[A run of records]
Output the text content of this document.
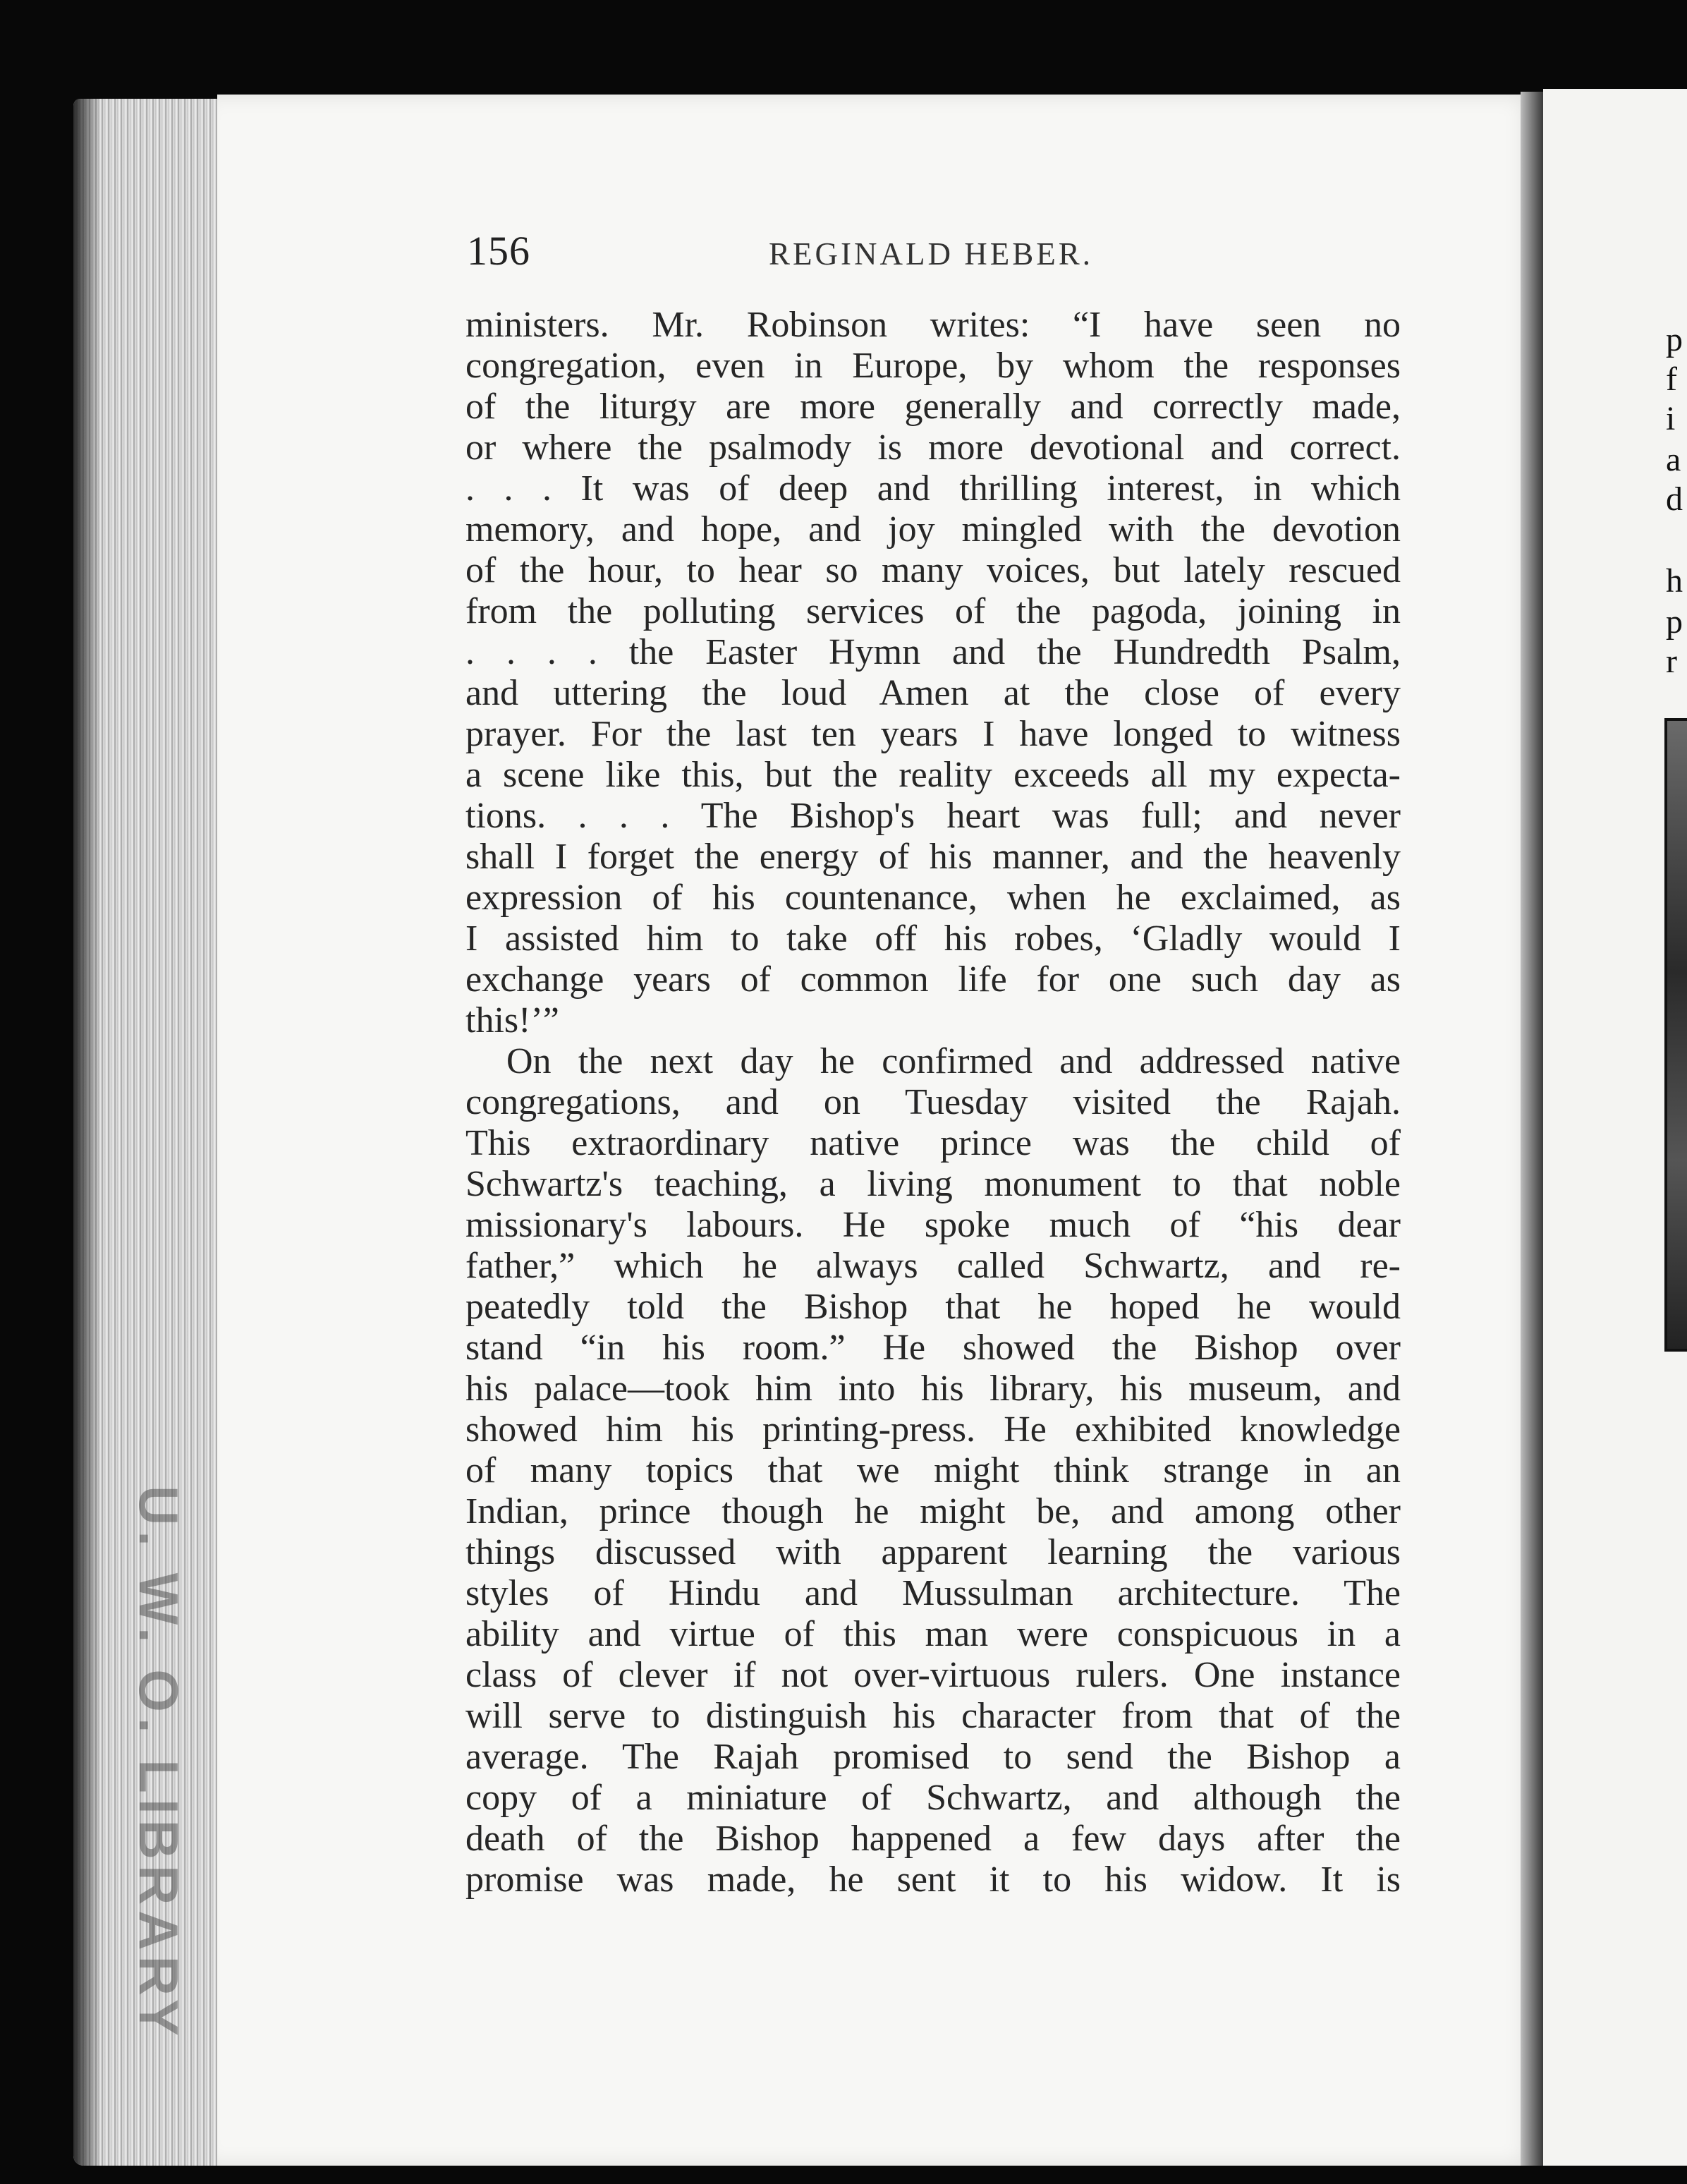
U. W. O. LIBRARY
p
f
i
a
d
h
p
r
156	REGINALD HEBER.
ministers. Mr. Robinson writes: “I have seen no
congregation, even in Europe, by whom the responses
of the liturgy are more generally and correctly made,
or where the psalmody is more devotional and correct.
. . . It was of deep and thrilling interest, in which
memory, and hope, and joy mingled with the devotion
of the hour, to hear so many voices, but lately rescued
from the polluting services of the pagoda, joining in
. . . . the Easter Hymn and the Hundredth Psalm,
and uttering the loud Amen at the close of every
prayer. For the last ten years I have longed to witness
a scene like this, but the reality exceeds all my expecta-
tions. . . . The Bishop's heart was full; and never
shall I forget the energy of his manner, and the heavenly
expression of his countenance, when he exclaimed, as
I assisted him to take off his robes, ‘Gladly would I
exchange years of common life for one such day as
this!’”
On the next day he confirmed and addressed native
congregations, and on Tuesday visited the Rajah.
This extraordinary native prince was the child of
Schwartz's teaching, a living monument to that noble
missionary's labours. He spoke much of “his dear
father,” which he always called Schwartz, and re-
peatedly told the Bishop that he hoped he would
stand “in his room.” He showed the Bishop over
his palace—took him into his library, his museum, and
showed him his printing-press. He exhibited knowledge
of many topics that we might think strange in an
Indian, prince though he might be, and among other
things discussed with apparent learning the various
styles of Hindu and Mussulman architecture. The
ability and virtue of this man were conspicuous in a
class of clever if not over-virtuous rulers. One instance
will serve to distinguish his character from that of the
average. The Rajah promised to send the Bishop a
copy of a miniature of Schwartz, and although the
death of the Bishop happened a few days after the
promise was made, he sent it to his widow. It is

> Requirements: Go through the data above and transcribe it in full, omitting any image.

> Exercise answer:
Output the text content of this document.
U. W. O. LIBRARY
p
f
i
a
d
h
p
r
156	REGINALD HEBER.
ministers. Mr. Robinson writes: “I have seen no
congregation, even in Europe, by whom the responses
of the liturgy are more generally and correctly made,
or where the psalmody is more devotional and correct.
. . . It was of deep and thrilling interest, in which
memory, and hope, and joy mingled with the devotion
of the hour, to hear so many voices, but lately rescued
from the polluting services of the pagoda, joining in
. . . . the Easter Hymn and the Hundredth Psalm,
and uttering the loud Amen at the close of every
prayer. For the last ten years I have longed to witness
a scene like this, but the reality exceeds all my expecta-
tions. . . . The Bishop's heart was full; and never
shall I forget the energy of his manner, and the heavenly
expression of his countenance, when he exclaimed, as
I assisted him to take off his robes, ‘Gladly would I
exchange years of common life for one such day as
this!’”
On the next day he confirmed and addressed native
congregations, and on Tuesday visited the Rajah.
This extraordinary native prince was the child of
Schwartz's teaching, a living monument to that noble
missionary's labours. He spoke much of “his dear
father,” which he always called Schwartz, and re-
peatedly told the Bishop that he hoped he would
stand “in his room.” He showed the Bishop over
his palace—took him into his library, his museum, and
showed him his printing-press. He exhibited knowledge
of many topics that we might think strange in an
Indian, prince though he might be, and among other
things discussed with apparent learning the various
styles of Hindu and Mussulman architecture. The
ability and virtue of this man were conspicuous in a
class of clever if not over-virtuous rulers. One instance
will serve to distinguish his character from that of the
average. The Rajah promised to send the Bishop a
copy of a miniature of Schwartz, and although the
death of the Bishop happened a few days after the
promise was made, he sent it to his widow. It is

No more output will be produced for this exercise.